> TASK TO COMPLETE
Assemble all lines in which the string "have" appears.

::: EXERCISE DATA

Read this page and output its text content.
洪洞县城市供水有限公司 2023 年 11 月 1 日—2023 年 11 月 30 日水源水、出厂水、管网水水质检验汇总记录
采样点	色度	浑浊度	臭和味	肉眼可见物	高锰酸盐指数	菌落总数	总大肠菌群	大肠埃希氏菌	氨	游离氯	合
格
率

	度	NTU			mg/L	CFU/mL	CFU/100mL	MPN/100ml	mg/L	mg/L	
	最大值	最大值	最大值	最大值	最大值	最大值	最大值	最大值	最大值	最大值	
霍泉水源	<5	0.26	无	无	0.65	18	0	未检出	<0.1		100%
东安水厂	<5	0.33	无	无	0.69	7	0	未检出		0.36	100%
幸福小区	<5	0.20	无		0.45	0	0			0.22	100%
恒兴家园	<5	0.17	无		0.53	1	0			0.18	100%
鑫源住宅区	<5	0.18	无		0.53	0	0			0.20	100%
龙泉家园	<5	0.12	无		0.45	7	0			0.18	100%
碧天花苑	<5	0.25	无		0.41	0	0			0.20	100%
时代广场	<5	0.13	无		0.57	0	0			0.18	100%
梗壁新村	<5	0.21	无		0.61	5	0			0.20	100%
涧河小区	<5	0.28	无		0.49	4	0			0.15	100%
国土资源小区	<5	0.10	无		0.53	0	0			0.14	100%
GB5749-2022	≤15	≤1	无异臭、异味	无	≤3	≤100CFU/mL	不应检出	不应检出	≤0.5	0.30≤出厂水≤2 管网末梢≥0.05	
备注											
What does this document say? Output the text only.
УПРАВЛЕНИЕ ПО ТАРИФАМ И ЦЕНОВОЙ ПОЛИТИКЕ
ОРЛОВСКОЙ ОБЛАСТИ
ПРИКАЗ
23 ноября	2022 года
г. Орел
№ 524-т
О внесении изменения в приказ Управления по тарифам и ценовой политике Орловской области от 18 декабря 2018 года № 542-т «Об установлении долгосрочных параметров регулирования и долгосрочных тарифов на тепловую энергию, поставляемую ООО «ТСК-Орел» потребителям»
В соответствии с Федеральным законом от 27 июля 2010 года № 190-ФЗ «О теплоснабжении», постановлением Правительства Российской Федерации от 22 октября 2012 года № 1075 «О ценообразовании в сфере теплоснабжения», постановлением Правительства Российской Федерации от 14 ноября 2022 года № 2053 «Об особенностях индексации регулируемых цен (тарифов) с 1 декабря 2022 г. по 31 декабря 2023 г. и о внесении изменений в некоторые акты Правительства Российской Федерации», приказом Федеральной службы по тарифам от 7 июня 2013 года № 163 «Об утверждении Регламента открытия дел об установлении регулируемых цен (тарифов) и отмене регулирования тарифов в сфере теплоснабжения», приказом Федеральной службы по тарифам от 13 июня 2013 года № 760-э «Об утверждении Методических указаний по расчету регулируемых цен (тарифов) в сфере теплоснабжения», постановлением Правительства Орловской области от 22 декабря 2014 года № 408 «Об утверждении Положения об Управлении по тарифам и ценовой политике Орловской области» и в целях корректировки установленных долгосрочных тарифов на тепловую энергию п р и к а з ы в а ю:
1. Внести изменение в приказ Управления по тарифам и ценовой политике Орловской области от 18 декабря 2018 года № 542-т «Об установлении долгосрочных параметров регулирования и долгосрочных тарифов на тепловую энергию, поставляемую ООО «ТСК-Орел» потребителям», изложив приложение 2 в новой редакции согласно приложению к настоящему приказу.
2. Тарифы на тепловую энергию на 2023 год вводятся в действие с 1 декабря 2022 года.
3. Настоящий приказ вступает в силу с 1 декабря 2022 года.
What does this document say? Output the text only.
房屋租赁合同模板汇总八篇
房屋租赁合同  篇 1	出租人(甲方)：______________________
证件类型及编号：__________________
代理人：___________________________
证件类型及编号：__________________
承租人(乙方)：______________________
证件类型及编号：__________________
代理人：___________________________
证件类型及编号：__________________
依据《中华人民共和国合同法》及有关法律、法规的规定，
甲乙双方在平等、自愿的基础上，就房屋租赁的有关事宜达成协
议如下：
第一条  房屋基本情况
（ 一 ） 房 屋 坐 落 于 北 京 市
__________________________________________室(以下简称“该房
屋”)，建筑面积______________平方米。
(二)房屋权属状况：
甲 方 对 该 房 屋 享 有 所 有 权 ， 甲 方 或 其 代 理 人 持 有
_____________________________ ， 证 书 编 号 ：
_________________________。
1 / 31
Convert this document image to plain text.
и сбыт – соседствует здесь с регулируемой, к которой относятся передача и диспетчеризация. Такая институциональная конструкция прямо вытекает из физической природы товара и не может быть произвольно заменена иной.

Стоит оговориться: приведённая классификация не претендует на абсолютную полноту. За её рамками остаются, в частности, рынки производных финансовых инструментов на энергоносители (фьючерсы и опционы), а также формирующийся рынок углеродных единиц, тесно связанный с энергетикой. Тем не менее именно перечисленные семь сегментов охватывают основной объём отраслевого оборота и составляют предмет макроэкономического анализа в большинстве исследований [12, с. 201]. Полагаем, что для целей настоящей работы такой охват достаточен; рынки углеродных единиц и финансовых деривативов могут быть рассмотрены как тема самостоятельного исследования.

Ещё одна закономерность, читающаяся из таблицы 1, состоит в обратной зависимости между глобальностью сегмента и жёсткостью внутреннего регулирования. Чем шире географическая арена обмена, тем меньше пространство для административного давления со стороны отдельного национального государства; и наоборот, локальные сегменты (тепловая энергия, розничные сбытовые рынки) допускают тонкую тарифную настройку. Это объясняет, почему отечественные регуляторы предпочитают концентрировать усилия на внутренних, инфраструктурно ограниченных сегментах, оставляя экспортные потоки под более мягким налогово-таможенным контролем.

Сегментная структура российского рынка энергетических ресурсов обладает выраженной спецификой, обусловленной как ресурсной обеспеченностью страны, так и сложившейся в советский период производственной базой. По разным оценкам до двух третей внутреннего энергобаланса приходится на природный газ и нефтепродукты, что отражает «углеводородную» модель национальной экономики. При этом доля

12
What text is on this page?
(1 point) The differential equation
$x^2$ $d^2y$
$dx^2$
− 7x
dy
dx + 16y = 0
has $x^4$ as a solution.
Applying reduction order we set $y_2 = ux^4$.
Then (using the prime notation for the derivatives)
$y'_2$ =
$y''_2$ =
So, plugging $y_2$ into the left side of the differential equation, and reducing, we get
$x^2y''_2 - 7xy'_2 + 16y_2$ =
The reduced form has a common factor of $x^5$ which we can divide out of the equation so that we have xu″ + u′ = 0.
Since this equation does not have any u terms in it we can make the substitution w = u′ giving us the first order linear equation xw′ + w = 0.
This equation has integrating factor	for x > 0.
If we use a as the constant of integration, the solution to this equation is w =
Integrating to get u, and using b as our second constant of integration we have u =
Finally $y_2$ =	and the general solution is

::::::

> THE SOLUTION
The reduced form has a common factor of $x^5$ which we can divide out of the equation so that we have xu″ + u′ = 0.
Since this equation does not have any u terms in it we can make the substitution w = u′ giving us the first order linear equation xw′ + w = 0.
Integrating to get u, and using b as our second constant of integration we have u =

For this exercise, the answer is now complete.